> [Stated exercise]
Here are some entries; quote each one exactly.

Records from a data source:
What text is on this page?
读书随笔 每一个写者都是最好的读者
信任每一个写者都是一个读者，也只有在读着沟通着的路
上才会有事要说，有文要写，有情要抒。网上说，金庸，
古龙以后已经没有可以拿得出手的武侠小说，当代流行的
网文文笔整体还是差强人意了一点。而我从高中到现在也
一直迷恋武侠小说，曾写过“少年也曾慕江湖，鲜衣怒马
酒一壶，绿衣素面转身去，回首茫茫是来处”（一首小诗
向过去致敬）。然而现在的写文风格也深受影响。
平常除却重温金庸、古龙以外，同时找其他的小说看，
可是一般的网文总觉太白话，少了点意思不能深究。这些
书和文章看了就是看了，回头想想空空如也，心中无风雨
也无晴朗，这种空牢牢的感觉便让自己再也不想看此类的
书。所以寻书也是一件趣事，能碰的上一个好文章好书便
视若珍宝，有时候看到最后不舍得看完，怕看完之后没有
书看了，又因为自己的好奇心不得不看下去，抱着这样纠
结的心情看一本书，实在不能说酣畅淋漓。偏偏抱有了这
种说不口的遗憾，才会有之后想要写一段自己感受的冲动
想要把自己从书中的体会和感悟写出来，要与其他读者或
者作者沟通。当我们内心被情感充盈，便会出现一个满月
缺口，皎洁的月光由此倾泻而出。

> [Reply to the task]
What text is on this page?
读书随笔 每一个写者都是最好的读者
信任每一个写者都是一个读者，也只有在读着沟通着的路
上才会有事要说，有文要写，有情要抒。网上说，金庸，
古龙以后已经没有可以拿得出手的武侠小说，当代流行的
网文文笔整体还是差强人意了一点。而我从高中到现在也
一直迷恋武侠小说，曾写过“少年也曾慕江湖，鲜衣怒马
酒一壶，绿衣素面转身去，回首茫茫是来处”（一首小诗
向过去致敬）。然而现在的写文风格也深受影响。
平常除却重温金庸、古龙以外，同时找其他的小说看，
可是一般的网文总觉太白话，少了点意思不能深究。这些
书和文章看了就是看了，回头想想空空如也，心中无风雨
也无晴朗，这种空牢牢的感觉便让自己再也不想看此类的
书。所以寻书也是一件趣事，能碰的上一个好文章好书便
视若珍宝，有时候看到最后不舍得看完，怕看完之后没有
书看了，又因为自己的好奇心不得不看下去，抱着这样纠
结的心情看一本书，实在不能说酣畅淋漓。偏偏抱有了这
种说不口的遗憾，才会有之后想要写一段自己感受的冲动
想要把自己从书中的体会和感悟写出来，要与其他读者或
者作者沟通。当我们内心被情感充盈，便会出现一个满月
缺口，皎洁的月光由此倾泻而出。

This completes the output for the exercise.